#### RECORDED DATA
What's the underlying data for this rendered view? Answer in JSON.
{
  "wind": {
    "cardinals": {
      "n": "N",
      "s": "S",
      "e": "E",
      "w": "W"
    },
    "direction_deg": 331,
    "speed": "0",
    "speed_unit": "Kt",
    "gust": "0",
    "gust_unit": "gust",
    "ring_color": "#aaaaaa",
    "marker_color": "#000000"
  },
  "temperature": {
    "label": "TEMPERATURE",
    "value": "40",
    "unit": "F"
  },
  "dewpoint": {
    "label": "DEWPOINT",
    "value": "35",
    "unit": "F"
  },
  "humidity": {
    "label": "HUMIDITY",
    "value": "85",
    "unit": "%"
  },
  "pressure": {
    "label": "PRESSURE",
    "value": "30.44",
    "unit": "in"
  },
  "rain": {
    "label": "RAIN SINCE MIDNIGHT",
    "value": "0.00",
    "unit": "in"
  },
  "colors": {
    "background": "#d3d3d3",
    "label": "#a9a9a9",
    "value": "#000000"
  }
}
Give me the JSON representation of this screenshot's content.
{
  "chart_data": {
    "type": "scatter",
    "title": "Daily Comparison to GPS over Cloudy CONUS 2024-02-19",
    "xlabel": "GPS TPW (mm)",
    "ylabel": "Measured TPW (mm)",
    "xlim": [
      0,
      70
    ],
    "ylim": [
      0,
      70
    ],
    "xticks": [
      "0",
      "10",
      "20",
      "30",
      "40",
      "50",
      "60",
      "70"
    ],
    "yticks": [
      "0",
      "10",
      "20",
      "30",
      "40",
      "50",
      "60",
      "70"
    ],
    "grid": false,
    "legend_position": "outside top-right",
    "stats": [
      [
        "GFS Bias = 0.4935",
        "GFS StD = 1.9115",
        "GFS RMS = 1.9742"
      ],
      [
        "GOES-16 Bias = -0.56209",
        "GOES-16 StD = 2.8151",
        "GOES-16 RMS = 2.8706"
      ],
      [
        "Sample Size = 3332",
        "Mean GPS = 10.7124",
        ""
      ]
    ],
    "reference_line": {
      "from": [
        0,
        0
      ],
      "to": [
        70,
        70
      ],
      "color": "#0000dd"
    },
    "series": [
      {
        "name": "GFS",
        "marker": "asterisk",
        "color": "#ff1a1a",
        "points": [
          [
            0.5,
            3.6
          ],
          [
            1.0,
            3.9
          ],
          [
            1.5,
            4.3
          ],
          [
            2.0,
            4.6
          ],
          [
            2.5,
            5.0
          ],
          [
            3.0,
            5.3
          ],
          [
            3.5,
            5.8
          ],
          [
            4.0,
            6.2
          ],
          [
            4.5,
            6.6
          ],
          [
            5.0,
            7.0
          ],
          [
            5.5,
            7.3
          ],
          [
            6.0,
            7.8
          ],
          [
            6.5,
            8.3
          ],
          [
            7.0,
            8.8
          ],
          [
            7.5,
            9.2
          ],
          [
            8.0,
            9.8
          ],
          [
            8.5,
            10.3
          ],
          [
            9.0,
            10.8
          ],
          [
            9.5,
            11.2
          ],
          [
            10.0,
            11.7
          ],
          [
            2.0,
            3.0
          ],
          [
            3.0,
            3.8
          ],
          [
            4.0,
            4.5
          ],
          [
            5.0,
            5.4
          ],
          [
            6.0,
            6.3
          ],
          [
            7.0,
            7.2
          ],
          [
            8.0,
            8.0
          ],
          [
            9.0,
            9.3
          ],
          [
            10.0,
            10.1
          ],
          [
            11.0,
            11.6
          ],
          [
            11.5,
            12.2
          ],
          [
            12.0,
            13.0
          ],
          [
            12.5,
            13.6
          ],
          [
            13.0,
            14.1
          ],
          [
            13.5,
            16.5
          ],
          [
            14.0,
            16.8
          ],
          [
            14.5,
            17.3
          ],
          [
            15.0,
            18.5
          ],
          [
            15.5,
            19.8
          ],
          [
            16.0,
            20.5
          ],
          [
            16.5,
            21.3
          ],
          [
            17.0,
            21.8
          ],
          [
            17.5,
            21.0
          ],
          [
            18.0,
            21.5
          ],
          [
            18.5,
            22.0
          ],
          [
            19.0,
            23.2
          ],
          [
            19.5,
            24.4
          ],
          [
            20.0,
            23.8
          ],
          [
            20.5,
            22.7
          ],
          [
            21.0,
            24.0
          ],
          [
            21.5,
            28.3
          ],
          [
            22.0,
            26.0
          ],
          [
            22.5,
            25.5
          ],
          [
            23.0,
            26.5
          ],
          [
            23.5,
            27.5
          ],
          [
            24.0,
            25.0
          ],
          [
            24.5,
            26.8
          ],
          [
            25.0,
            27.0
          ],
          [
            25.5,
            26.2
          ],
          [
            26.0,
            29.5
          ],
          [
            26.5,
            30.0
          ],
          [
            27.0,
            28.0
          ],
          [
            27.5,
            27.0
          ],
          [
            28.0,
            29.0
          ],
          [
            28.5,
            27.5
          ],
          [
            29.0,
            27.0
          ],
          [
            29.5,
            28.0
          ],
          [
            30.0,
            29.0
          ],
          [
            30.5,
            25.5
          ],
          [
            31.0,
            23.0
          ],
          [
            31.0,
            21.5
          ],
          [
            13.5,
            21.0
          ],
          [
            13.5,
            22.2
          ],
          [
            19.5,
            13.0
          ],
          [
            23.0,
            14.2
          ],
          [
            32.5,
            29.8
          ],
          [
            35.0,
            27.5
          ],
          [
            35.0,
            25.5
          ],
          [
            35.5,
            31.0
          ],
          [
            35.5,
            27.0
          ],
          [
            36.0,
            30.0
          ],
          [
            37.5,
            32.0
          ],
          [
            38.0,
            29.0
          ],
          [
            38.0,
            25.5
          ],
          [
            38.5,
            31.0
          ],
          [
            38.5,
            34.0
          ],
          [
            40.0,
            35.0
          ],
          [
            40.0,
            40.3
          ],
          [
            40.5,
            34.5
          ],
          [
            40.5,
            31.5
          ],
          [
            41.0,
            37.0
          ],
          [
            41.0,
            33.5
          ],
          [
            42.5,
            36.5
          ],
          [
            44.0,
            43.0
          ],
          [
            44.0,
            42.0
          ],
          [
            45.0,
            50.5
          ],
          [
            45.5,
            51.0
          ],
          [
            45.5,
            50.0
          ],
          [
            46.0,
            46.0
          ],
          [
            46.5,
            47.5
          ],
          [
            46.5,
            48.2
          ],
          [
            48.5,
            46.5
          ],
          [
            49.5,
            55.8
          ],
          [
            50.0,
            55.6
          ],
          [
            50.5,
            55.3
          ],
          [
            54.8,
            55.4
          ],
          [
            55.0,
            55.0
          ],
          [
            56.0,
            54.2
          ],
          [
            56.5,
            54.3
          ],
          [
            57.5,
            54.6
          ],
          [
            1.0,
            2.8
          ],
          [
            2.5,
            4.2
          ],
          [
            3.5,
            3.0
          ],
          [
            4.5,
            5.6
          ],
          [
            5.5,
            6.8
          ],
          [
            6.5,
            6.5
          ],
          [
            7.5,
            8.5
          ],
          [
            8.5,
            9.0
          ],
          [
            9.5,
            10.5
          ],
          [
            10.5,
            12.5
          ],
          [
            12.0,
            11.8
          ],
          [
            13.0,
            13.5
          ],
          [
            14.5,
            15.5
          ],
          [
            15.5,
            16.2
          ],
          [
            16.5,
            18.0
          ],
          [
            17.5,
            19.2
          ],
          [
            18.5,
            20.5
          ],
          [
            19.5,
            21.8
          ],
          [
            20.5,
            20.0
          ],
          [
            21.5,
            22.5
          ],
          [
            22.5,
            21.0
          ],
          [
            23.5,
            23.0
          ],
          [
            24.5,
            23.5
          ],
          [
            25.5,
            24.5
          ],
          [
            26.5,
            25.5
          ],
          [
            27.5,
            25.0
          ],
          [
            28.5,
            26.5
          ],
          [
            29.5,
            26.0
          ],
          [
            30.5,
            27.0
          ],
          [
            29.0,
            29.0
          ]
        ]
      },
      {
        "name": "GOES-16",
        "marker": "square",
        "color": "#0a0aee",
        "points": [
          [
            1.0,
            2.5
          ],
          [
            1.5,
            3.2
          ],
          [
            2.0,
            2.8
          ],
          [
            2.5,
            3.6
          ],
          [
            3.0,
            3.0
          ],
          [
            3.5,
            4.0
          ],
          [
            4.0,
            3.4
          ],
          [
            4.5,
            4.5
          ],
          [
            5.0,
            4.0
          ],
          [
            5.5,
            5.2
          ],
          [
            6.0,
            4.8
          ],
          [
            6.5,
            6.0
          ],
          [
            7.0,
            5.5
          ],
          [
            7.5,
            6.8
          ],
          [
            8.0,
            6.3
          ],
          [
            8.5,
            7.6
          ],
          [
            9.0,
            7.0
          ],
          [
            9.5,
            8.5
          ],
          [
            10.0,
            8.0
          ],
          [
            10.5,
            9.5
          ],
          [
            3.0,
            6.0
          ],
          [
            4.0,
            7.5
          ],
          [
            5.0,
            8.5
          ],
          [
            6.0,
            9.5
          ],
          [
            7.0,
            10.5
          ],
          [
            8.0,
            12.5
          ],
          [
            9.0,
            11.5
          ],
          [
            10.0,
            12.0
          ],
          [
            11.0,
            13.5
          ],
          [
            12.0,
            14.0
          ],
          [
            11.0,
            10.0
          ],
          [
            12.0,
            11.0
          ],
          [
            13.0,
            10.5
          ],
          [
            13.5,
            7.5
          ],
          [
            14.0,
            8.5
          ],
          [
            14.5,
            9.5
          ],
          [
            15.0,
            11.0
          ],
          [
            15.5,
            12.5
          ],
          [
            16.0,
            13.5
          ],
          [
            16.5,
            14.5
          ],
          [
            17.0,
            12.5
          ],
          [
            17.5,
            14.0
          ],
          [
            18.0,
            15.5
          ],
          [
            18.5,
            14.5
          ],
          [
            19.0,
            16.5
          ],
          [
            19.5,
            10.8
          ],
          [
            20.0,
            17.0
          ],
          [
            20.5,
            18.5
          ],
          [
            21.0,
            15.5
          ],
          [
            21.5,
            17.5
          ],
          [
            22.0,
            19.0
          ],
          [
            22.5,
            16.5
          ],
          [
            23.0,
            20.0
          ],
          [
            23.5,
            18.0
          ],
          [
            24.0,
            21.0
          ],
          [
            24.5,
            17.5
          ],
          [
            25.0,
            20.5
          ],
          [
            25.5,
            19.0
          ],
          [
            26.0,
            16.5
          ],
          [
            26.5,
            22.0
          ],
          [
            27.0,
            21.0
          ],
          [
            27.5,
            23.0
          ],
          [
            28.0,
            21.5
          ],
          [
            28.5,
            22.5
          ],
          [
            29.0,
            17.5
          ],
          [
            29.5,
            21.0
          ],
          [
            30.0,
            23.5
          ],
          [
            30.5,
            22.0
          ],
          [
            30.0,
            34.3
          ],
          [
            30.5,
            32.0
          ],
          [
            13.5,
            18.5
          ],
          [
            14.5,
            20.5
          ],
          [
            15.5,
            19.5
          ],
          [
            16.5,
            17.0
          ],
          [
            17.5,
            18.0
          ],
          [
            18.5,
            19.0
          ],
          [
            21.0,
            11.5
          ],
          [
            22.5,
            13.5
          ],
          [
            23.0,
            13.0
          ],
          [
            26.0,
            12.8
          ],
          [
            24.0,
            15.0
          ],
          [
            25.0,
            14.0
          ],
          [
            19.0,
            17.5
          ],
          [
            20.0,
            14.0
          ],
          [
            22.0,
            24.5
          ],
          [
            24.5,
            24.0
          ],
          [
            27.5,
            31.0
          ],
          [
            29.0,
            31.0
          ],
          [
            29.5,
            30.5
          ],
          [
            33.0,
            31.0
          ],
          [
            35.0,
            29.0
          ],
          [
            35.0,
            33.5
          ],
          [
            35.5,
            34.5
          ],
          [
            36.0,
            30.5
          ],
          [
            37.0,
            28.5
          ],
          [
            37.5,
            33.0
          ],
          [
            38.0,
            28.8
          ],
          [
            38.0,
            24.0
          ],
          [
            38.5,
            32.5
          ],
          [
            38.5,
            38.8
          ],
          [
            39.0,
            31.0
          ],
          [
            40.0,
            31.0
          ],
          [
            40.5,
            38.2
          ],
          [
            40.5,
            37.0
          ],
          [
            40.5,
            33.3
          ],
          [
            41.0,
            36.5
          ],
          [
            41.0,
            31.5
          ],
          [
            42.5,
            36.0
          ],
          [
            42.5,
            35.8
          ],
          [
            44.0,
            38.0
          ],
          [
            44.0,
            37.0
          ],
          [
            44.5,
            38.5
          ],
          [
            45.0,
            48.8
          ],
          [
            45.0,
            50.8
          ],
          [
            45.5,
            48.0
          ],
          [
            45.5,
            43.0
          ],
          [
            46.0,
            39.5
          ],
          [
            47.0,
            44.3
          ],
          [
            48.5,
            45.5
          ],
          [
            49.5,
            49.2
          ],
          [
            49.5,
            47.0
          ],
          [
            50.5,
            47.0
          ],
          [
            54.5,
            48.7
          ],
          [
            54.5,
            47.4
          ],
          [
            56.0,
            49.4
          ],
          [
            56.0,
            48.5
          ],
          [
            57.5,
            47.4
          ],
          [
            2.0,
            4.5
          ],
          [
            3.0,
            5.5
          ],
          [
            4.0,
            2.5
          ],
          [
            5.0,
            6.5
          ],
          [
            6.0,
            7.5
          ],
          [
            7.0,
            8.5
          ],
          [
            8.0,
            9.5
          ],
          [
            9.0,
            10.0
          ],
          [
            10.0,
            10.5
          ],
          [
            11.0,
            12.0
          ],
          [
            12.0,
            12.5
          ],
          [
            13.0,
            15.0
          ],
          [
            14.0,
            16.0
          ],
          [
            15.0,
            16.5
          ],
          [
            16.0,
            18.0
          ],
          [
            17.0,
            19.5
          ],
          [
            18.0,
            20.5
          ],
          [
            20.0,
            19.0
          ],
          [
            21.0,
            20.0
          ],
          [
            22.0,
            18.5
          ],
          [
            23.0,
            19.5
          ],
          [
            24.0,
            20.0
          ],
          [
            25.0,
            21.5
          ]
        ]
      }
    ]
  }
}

#### PROBLEM DETAILS
What is the number of lines that hold the string "value"? Give it alone.

#### SOLUTION TO THE PROBLEM
6